■ Job a: In the forum thread, what body fat percentage does iprayforascension say they have currently?

=== Text excerpt ===

Then I let retards tell me I was too skinny, put the weight back on and I cant get turbo lean again, its like my bodyfat% is stuck and I cant go any lower


----------



## iprayforascension (Feb 11, 2020)

iprayforascension said:


> YOU HEARD IT HERE. IM ROPING IF I DONT REACH 9-12% BF IN 5 MONTHS. CURRENTLY 24% BF


also everytime i skip my skincare routine i will jump off a 3 meter high bridge head first


----------



## ChaddeusPeuterschmit (Feb 11, 2020)

iprayforascension said:


> also everytime i skip my skincare routine i will jump off a 3 meter high bridge head first


Lol I think you’ll die


----------



## iprayforascension (Feb 11, 2020)

ChaddeusPeuterschmit said:


> Lol I think you’ll die


i mean, its a big bonesmash if it is successful and i dont die


----------



## ChaddeusPeuterschmit (Feb 11, 2020)

iprayforascension said:


> ok without going head first nohting will happen, right?


Ya I think you’ll be good


----------



## eduardkoopman (Feb 11, 2020)

iprayforascension said:


> YOU HEARD IT HERE. IM ROPING IF I DONT REACH 9-12% BF IN 5 MONTHS. CURRENTLY 24% BF


I'll join you, If I don't have extra 15000 in July.



iprayforascension said:


> also everytime i skip my skincare routine i will jump off a 3 meter high bridge head first


I'll just had to do 10 minutes situps, for not reaching work hours goal. Your punishment is harsher though.
I think I prefer excercise type of punishments.


----------



## iprayforascension (Feb 11, 2020)

eduardkoopman said:


> I'll join you, If I don't have extra 15000 in July.
> 
> 
> I'll just had to do 10 minutes situps, for not reaching work hours goal. Your punishment is harsher though.

===

■ Job b: Can you recast the rows, from the first one through the line containing "title: Active Voice: Active", as a Markdown table with columns n and Line, numbering each one and leaving out blank lines?

=== Records supplied ===

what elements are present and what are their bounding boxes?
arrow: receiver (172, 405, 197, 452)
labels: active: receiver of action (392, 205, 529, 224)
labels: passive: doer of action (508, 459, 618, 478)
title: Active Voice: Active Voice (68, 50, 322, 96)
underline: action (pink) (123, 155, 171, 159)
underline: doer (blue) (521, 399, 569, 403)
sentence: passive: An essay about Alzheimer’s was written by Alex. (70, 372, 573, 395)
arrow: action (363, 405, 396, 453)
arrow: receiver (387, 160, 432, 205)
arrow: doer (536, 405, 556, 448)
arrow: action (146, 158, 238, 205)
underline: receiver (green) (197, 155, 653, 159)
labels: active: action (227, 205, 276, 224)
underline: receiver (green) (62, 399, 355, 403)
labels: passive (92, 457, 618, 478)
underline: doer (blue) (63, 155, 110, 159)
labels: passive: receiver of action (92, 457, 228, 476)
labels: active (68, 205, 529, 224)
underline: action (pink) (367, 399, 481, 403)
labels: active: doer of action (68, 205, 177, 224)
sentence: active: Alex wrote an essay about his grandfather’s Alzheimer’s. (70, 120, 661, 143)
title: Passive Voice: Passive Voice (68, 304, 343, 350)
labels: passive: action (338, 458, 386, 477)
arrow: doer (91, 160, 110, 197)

===

■ Task output a: 24%

■ Task output b:
| n | Line |
|---|---|
| 1 | what elements are present and what are their bounding boxes? |
| 2 | arrow: receiver (172, 405, 197, 452) |
| 3 | labels: active: receiver of action (392, 205, 529, 224) |
| 4 | labels: passive: doer of action (508, 459, 618, 478) |
| 5 | title: Active Voice: Active Voice (68, 50, 322, 96) |